**Problem to work on:**
Where a line contains the word "сказала", copy that line in full.

Saved entries
----

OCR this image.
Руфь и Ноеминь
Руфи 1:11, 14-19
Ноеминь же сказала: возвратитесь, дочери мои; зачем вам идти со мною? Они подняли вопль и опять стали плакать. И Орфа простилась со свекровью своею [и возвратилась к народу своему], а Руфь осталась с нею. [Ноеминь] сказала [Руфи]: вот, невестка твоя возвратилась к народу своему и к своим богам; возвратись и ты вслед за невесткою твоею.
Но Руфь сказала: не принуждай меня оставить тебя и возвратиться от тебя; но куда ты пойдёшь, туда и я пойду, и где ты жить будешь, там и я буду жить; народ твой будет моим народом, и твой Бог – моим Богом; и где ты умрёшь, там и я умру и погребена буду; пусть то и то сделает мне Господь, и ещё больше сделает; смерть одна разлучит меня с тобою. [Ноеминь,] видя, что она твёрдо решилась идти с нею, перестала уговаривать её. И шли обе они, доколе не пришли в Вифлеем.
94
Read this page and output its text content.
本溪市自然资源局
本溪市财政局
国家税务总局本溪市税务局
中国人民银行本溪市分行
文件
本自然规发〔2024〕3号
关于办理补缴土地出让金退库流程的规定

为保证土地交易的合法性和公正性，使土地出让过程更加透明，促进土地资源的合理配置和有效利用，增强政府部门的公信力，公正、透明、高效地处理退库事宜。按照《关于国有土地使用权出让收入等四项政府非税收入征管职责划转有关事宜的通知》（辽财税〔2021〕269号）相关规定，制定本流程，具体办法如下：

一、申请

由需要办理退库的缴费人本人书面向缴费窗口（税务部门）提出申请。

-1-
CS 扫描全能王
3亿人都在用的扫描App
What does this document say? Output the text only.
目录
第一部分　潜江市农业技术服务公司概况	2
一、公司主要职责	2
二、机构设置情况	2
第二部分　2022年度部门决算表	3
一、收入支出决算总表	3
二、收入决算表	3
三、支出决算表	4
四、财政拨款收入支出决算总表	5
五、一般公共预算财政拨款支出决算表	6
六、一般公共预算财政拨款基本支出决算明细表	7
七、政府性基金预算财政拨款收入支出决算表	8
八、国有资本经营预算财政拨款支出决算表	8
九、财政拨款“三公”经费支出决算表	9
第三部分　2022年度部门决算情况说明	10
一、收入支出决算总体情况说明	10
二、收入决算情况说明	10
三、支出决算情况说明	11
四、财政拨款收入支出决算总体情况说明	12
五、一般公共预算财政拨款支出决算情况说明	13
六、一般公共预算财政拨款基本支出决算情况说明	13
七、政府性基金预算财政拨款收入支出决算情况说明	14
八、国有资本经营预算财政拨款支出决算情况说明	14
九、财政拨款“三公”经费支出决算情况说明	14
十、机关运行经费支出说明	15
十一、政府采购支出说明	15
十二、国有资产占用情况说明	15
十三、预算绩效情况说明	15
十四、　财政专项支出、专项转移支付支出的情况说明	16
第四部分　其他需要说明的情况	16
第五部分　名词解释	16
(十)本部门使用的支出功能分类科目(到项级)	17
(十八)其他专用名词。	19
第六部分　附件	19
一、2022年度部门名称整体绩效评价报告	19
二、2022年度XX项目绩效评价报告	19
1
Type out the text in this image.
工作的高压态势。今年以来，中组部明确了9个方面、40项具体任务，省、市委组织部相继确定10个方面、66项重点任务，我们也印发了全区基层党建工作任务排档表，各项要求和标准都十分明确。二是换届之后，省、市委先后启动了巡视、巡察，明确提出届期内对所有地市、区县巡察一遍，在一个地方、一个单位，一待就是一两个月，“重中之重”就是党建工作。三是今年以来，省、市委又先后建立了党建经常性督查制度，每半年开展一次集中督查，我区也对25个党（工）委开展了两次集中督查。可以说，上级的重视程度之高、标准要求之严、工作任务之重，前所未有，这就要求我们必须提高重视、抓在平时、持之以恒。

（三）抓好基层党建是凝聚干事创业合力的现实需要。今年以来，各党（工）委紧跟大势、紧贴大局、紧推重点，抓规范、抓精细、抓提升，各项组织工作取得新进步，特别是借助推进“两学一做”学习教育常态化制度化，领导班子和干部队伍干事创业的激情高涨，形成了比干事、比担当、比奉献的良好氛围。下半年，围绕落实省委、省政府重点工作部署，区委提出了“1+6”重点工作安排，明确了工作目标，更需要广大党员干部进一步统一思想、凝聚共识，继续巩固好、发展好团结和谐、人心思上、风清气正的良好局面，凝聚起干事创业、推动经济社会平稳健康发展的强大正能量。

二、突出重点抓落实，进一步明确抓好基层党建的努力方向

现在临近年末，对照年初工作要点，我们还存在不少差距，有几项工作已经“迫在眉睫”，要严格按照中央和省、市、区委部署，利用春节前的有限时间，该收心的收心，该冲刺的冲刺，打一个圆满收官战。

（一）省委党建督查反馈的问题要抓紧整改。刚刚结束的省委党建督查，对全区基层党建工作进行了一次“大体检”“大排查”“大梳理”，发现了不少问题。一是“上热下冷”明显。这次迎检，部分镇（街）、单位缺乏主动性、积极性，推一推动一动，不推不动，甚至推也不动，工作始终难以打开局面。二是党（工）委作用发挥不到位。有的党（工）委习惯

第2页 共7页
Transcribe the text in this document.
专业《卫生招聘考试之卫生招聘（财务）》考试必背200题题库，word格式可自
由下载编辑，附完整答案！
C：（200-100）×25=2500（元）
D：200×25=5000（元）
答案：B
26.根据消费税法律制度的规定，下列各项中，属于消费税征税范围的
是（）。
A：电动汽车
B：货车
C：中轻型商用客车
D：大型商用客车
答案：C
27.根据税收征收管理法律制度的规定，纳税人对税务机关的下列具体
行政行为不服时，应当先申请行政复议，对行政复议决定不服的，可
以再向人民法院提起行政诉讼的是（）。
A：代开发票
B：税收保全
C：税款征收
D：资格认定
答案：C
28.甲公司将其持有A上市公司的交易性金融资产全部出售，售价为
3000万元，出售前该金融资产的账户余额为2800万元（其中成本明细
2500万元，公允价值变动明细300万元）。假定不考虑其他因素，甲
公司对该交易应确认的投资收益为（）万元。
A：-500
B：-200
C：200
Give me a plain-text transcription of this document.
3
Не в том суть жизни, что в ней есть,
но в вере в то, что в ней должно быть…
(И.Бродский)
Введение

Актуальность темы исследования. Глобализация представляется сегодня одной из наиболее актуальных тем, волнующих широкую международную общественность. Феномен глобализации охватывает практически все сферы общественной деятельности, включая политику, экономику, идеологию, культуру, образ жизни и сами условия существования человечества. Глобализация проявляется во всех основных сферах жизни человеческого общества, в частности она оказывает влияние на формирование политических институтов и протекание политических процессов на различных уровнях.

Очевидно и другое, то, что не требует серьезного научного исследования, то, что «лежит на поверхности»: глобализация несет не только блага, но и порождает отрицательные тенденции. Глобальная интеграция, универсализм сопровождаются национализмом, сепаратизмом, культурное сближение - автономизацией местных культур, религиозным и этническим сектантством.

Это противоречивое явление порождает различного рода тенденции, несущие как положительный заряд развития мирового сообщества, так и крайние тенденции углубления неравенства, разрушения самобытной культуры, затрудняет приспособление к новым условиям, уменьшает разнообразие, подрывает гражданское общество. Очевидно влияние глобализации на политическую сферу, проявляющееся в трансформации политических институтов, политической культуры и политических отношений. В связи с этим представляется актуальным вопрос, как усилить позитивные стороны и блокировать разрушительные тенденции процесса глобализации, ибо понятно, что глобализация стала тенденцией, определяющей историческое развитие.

----

**Response to this exercise:**
Ноеминь же сказала: возвратитесь, дочери мои; зачем вам идти со мною? Они подняли вопль и опять стали плакать. И Орфа простилась со свекровью своею [и возвратилась к народу своему], а Руфь осталась с нею. [Ноеминь] сказала [Руфи]: вот, невестка твоя возвратилась к народу своему и к своим богам; возвратись и ты вслед за невесткою твоею.
Но Руфь сказала: не принуждай меня оставить тебя и возвратиться от тебя; но куда ты пойдёшь, туда и я пойду, и где ты жить будешь, там и я буду жить; народ твой будет моим народом, и твой Бог – моим Богом; и где ты умрёшь, там и я умру и погребена буду; пусть то и то сделает мне Господь, и ещё больше сделает; смерть одна разлучит меня с тобою. [Ноеминь,] видя, что она твёрдо решилась идти с нею, перестала уговаривать её. И шли обе они, доколе не пришли в Вифлеем.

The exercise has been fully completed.